> **EXERCISE DESCRIPTION**
From the data that follows, report how many lines hold the string "તરણન", giving only the number.

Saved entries

* start *

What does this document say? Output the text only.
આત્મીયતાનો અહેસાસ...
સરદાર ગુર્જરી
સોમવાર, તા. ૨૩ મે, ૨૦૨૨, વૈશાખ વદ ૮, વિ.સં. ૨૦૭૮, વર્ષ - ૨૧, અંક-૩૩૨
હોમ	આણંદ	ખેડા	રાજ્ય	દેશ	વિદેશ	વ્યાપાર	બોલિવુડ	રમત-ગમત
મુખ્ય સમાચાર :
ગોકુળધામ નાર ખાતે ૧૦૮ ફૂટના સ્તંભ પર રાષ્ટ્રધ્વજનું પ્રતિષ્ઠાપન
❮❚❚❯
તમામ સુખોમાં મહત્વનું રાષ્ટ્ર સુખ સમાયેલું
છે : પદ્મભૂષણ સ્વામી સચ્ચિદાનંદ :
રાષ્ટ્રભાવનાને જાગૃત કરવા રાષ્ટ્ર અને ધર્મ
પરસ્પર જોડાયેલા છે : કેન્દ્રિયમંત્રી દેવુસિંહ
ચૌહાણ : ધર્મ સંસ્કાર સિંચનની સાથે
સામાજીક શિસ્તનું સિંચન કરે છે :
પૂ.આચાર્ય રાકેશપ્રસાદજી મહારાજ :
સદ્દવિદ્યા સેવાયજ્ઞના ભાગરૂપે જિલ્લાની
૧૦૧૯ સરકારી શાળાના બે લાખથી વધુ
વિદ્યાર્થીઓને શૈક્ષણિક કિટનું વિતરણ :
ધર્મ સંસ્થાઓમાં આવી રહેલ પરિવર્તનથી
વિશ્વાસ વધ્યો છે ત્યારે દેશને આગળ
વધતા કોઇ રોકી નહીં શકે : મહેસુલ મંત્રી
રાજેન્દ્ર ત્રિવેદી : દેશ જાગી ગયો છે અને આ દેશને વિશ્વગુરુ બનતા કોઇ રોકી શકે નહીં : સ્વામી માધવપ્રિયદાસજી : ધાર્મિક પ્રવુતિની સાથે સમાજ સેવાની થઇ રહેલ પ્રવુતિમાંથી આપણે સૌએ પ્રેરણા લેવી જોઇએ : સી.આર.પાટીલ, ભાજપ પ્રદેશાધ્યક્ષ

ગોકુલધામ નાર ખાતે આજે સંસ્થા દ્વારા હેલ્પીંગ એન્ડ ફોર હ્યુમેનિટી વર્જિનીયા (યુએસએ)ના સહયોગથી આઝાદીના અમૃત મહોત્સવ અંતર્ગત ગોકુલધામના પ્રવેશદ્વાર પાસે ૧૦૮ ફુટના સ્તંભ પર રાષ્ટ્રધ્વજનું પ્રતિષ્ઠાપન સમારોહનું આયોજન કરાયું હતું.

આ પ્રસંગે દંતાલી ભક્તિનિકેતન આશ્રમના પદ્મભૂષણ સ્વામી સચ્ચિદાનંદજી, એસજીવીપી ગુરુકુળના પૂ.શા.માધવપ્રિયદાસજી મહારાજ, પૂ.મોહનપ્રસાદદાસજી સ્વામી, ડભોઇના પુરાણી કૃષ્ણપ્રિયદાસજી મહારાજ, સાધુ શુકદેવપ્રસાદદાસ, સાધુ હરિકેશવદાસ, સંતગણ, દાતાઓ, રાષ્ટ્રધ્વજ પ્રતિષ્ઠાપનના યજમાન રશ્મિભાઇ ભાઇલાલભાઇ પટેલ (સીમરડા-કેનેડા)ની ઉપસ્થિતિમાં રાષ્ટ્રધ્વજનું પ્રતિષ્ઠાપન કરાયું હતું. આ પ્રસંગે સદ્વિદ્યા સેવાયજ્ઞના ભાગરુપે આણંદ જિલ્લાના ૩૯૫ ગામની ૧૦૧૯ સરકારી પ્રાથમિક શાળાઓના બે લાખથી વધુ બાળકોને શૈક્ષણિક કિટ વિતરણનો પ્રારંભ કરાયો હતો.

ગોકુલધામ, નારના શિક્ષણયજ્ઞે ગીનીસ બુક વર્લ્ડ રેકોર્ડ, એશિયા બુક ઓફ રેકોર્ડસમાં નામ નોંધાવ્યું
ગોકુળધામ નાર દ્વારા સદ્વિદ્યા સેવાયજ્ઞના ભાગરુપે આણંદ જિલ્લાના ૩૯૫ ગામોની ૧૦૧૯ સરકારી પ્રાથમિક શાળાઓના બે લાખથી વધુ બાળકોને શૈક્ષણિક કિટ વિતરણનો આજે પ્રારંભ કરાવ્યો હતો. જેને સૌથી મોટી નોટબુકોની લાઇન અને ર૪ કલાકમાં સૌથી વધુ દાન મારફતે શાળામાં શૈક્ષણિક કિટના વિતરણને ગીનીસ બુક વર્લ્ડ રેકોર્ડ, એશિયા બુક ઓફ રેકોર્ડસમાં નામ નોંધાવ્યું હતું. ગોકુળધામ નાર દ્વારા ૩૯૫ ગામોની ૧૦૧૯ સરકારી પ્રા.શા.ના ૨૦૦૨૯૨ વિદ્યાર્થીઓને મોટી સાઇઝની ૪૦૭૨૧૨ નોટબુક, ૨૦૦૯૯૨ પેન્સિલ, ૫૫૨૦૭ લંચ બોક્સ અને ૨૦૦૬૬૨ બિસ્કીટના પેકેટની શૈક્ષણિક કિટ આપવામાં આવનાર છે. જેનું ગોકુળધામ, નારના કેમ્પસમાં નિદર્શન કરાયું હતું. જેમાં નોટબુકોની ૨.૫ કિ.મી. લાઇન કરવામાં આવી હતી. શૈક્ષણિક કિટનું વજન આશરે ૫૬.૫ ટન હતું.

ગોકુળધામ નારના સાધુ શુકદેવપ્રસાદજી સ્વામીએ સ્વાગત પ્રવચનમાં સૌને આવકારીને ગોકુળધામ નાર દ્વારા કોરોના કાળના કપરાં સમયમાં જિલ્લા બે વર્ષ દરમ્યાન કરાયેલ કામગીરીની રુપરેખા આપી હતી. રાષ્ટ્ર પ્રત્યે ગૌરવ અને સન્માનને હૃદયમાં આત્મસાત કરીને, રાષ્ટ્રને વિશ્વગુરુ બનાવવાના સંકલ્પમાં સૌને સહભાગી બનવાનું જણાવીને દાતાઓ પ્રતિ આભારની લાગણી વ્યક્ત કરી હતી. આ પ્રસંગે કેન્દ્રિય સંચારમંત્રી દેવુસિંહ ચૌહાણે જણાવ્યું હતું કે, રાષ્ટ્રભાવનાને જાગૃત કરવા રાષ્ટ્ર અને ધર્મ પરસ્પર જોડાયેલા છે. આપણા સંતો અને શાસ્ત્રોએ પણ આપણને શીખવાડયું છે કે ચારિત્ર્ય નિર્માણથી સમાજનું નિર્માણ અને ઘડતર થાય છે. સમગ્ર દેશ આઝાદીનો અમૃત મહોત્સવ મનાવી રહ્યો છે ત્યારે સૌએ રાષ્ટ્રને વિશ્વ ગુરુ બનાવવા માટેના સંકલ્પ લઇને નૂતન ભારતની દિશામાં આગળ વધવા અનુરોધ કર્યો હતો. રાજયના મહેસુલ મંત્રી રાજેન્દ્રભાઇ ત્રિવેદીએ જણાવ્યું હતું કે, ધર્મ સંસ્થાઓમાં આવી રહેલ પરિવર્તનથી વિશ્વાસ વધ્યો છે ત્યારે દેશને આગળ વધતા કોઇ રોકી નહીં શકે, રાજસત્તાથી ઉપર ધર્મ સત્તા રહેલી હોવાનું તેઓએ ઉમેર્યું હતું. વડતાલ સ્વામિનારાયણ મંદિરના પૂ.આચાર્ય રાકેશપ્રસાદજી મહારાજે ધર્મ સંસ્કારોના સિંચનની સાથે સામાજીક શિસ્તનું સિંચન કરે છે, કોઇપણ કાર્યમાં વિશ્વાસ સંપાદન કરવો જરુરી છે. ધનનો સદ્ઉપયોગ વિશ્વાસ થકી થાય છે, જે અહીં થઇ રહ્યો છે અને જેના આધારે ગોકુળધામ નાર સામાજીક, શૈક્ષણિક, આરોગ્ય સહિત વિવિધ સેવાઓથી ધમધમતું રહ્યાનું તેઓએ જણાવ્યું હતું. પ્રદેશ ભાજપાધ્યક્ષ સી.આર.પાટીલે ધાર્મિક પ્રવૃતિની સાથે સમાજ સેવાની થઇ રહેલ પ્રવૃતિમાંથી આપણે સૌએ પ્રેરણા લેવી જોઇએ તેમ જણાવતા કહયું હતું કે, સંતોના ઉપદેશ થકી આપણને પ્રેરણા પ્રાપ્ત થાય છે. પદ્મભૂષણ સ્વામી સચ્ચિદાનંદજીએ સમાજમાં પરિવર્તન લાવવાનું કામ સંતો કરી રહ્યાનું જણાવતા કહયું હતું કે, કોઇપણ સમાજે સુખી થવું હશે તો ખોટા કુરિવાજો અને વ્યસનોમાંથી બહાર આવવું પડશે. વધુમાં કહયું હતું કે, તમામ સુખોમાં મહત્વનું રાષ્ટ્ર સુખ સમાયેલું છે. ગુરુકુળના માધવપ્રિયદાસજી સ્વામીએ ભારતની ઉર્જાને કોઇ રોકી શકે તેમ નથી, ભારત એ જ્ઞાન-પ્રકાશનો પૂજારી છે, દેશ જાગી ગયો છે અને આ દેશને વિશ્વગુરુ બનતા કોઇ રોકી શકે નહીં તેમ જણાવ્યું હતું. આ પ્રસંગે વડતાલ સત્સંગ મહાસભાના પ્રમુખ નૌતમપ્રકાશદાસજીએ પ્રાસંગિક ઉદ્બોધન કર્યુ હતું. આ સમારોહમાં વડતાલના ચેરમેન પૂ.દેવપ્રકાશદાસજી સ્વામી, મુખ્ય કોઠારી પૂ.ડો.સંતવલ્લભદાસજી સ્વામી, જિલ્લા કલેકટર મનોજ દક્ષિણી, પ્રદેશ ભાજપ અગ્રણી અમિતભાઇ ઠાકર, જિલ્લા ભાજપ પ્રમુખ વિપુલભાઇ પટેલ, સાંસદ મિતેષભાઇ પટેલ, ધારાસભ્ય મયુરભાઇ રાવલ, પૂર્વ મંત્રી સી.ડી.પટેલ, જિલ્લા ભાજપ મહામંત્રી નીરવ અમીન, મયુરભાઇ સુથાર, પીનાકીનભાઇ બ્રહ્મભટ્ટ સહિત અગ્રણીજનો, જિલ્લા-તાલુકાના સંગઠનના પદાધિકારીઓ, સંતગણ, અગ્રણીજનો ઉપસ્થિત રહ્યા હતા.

* end *

> **ANSWER TO THE PROBLEM**
2